» Task objective:
Across the listing below, count the lines that mention the string "BUSD". Reply with the figure only.

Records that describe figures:
□ □ □ □ □ □ □

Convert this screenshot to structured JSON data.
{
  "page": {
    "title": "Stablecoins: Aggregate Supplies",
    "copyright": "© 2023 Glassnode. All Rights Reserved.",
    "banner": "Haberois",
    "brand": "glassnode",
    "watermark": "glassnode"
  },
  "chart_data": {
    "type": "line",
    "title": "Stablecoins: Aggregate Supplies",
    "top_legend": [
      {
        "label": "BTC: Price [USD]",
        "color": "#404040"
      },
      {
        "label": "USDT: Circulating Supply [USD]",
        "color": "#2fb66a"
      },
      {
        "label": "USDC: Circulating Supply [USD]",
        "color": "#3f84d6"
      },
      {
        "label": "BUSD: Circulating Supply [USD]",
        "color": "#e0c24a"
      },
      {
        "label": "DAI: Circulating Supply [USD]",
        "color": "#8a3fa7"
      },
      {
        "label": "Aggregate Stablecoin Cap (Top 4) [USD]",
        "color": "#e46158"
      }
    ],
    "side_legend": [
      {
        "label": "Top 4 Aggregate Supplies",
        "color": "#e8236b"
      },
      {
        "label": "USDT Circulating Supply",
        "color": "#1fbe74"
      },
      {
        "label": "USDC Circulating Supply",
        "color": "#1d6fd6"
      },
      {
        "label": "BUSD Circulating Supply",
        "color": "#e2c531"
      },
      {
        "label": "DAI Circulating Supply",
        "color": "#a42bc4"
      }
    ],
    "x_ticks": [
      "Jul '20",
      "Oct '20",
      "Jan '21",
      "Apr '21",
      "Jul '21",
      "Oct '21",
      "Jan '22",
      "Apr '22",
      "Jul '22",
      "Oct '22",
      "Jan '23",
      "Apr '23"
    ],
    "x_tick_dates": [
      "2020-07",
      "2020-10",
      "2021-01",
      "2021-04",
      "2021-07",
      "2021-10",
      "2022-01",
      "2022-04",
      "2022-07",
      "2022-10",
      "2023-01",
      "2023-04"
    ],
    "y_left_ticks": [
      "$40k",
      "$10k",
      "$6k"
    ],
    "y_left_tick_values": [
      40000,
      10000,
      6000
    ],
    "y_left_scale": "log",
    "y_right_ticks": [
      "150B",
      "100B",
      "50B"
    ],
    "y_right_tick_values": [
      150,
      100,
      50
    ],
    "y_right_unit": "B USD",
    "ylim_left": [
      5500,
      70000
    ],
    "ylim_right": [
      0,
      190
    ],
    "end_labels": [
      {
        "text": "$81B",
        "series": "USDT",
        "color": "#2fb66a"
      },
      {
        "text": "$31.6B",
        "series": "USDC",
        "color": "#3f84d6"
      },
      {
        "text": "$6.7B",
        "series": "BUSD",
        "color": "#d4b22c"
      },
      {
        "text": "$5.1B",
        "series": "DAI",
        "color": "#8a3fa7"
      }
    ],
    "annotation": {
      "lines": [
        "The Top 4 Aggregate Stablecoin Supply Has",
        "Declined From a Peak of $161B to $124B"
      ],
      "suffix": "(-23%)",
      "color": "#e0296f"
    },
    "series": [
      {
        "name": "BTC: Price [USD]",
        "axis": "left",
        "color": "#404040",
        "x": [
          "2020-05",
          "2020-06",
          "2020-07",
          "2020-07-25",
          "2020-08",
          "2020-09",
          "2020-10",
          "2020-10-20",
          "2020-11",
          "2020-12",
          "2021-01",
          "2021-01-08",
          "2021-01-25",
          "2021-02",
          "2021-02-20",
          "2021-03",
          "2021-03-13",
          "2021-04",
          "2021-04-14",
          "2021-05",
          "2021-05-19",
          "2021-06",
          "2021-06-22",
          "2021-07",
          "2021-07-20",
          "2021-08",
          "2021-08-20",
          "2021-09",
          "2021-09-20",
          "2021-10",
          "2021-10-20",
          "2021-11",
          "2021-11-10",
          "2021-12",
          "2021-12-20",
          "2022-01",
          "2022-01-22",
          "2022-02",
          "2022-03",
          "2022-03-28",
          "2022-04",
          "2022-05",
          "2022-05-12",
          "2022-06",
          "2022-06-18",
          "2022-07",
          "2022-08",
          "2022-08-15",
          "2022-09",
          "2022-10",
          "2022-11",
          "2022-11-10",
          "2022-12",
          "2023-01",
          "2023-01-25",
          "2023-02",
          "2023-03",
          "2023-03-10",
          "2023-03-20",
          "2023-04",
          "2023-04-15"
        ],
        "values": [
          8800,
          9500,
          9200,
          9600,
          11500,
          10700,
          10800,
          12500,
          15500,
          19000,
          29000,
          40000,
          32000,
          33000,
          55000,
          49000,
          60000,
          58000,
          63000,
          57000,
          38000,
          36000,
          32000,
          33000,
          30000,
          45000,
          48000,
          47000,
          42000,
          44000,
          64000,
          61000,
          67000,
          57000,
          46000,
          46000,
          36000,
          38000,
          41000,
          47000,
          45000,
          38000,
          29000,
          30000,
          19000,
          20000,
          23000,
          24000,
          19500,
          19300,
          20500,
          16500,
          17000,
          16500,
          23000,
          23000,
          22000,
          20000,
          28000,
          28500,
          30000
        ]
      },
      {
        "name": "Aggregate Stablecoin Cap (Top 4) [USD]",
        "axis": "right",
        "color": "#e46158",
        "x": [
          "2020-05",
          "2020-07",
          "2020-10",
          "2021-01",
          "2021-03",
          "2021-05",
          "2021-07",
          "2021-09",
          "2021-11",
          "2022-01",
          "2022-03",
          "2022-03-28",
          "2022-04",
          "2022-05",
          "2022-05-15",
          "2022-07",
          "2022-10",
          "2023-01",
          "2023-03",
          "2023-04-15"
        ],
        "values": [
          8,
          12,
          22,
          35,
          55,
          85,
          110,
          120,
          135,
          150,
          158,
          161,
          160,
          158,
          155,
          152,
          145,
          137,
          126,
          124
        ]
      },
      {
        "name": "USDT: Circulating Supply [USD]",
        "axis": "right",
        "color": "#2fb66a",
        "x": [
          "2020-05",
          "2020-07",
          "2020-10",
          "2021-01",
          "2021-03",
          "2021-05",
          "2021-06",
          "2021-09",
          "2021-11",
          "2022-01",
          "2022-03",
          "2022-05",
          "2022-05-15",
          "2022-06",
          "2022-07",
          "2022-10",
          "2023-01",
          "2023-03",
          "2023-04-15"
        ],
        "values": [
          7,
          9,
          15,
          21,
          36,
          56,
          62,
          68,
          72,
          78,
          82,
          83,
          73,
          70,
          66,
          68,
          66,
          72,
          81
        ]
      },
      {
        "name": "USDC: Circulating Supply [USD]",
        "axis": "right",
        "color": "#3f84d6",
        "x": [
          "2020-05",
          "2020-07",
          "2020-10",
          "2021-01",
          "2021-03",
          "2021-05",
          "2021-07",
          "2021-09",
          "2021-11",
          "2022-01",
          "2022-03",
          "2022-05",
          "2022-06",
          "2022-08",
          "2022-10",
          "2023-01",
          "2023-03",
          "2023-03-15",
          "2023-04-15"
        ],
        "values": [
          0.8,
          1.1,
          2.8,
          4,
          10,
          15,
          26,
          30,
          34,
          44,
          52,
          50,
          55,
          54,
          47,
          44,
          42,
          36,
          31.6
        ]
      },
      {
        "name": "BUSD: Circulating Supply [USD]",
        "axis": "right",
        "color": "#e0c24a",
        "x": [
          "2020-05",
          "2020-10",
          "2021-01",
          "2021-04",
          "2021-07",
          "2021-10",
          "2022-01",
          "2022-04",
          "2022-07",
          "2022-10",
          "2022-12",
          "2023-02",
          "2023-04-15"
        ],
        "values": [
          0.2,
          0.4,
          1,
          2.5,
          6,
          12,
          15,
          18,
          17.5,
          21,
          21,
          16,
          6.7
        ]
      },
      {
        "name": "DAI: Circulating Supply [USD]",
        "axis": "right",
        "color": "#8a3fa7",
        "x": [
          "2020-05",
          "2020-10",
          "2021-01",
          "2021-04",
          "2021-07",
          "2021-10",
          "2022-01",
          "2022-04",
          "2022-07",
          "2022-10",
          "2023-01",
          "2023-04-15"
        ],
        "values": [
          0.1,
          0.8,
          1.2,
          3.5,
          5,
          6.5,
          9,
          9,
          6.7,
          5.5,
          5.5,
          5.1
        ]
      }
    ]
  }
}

□ □ □ □ □ □ □

» Task answer:
4